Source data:
────────────────────
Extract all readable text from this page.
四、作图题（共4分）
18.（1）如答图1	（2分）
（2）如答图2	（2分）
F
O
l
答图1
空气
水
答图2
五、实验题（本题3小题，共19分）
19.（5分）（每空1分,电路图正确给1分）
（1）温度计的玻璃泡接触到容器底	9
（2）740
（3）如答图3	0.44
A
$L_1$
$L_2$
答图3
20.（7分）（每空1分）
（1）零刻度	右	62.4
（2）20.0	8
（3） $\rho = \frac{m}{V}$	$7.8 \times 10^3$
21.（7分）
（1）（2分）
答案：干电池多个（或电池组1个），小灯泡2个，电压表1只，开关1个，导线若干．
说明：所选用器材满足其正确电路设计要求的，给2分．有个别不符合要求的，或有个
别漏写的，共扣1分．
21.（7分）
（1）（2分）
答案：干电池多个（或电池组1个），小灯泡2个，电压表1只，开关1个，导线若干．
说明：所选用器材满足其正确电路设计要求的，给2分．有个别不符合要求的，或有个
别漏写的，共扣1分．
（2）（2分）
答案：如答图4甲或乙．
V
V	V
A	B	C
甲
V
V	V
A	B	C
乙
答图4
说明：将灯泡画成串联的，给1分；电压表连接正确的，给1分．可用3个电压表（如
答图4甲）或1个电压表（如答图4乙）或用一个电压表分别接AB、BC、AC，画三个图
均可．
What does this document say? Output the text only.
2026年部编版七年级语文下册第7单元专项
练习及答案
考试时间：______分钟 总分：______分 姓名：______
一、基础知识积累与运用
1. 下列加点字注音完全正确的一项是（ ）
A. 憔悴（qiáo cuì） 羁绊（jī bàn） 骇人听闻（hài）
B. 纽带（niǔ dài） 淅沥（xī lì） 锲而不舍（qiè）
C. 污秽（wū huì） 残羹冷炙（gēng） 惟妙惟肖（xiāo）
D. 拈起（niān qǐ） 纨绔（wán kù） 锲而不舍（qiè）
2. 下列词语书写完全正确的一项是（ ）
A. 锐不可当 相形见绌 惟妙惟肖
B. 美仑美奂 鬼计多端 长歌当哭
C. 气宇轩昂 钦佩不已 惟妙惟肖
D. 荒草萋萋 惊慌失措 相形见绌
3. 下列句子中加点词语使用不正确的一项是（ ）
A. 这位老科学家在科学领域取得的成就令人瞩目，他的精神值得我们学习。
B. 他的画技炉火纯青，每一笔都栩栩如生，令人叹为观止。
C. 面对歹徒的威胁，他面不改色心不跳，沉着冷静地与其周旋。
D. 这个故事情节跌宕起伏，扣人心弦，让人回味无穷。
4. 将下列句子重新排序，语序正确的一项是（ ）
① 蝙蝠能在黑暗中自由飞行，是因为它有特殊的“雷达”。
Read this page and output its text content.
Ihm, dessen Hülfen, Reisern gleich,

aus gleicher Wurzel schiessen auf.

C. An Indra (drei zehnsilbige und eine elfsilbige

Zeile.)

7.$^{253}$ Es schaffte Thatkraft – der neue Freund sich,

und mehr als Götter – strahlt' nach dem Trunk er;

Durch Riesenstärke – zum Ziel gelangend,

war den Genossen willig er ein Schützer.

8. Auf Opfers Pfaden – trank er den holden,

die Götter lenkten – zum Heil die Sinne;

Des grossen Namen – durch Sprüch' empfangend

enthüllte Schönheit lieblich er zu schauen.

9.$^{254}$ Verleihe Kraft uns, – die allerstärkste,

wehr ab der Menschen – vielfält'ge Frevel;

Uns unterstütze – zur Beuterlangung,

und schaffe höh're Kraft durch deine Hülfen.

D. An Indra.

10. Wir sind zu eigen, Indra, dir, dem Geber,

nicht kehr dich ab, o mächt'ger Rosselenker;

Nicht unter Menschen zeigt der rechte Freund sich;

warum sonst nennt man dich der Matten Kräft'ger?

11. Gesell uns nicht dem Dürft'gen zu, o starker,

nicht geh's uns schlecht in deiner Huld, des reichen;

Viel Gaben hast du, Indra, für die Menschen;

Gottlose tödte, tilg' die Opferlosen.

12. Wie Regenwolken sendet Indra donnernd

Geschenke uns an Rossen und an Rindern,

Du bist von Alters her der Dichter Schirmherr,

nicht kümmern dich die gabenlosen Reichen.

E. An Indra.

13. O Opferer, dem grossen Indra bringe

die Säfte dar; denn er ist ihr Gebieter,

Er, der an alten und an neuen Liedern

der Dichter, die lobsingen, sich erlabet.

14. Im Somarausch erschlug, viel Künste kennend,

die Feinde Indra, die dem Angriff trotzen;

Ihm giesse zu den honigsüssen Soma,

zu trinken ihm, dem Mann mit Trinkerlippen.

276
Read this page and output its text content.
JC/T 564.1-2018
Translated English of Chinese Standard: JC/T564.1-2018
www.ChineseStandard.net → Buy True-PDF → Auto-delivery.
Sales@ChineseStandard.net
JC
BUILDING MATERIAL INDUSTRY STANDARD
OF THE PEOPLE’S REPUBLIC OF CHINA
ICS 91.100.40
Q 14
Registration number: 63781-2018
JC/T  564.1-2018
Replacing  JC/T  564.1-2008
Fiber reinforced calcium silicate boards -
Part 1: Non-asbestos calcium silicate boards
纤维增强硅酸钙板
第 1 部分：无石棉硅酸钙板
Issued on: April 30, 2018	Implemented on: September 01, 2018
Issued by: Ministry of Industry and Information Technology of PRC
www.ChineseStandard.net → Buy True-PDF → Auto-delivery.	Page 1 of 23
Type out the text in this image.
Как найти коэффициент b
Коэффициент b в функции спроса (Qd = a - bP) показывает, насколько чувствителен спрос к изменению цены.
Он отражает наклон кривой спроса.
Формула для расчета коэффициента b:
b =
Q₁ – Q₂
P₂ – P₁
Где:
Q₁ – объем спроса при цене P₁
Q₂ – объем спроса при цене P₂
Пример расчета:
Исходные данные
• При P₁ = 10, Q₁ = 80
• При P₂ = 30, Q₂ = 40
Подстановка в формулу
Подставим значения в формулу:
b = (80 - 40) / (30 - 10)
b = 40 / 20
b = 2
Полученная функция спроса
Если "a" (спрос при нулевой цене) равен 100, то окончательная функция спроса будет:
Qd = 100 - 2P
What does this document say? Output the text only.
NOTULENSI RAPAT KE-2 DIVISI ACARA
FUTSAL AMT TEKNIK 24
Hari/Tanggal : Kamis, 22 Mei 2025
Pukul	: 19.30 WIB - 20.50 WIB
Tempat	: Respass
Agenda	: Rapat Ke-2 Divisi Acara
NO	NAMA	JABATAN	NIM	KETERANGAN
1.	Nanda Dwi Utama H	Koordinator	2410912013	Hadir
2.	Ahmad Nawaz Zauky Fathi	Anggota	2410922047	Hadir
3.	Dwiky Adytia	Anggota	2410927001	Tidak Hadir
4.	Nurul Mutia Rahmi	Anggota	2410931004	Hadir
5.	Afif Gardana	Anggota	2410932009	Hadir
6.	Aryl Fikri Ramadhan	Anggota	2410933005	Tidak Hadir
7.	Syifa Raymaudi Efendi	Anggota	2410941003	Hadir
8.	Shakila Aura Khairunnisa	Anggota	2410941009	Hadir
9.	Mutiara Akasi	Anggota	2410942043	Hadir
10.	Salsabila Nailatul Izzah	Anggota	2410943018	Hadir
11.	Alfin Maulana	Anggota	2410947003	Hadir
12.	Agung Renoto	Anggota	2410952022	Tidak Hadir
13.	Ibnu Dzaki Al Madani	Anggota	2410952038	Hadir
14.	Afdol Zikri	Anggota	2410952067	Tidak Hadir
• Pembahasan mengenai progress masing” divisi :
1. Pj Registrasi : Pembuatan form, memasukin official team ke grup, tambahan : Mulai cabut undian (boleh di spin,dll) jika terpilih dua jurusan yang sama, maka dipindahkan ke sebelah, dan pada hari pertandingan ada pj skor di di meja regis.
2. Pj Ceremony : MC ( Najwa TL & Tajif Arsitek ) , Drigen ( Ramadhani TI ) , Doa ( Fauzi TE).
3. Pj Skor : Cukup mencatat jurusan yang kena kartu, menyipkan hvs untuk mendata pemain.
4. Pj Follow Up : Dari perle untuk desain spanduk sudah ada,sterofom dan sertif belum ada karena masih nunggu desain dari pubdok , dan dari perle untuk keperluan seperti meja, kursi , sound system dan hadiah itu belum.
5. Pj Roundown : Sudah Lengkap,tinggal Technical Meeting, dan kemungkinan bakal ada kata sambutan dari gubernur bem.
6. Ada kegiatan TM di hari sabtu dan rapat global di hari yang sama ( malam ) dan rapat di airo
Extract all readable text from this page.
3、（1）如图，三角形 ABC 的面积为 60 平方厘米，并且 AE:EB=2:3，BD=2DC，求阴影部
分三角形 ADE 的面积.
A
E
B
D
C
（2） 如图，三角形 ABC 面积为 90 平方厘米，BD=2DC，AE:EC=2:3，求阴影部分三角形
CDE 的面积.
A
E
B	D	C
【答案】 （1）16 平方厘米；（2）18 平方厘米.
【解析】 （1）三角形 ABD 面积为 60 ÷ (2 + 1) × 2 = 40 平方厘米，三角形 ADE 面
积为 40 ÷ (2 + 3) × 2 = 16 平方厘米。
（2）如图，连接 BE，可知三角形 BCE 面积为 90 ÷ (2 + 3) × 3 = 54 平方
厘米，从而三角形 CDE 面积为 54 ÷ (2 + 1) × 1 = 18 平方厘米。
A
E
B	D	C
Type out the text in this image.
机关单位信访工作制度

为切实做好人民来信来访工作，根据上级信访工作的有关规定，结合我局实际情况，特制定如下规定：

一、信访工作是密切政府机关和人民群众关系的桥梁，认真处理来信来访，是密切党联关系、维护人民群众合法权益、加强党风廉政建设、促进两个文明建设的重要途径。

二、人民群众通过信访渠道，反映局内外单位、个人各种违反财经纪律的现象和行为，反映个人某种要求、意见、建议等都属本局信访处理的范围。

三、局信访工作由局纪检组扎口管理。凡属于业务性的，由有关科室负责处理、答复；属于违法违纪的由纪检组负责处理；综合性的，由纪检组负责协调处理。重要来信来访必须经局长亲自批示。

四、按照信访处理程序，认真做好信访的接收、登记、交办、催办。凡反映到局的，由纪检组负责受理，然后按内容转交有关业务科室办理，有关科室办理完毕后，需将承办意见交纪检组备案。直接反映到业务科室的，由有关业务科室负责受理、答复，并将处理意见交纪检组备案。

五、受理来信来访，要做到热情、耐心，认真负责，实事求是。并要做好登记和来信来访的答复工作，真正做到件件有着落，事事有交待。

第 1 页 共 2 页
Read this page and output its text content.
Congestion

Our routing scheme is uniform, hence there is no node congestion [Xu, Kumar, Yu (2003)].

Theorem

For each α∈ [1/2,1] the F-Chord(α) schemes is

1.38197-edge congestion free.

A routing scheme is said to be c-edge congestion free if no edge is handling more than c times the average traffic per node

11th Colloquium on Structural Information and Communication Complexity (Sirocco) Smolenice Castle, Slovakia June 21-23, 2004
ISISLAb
────────────────────
TASK DETAILS —
Pick out the lines containing the word "锲而不舍" and show them.

RESULT FOR THIS TASK —
B. 纽带（niǔ dài） 淅沥（xī lì） 锲而不舍（qiè）
D. 拈起（niān qǐ） 纨绔（wán kù） 锲而不舍（qiè）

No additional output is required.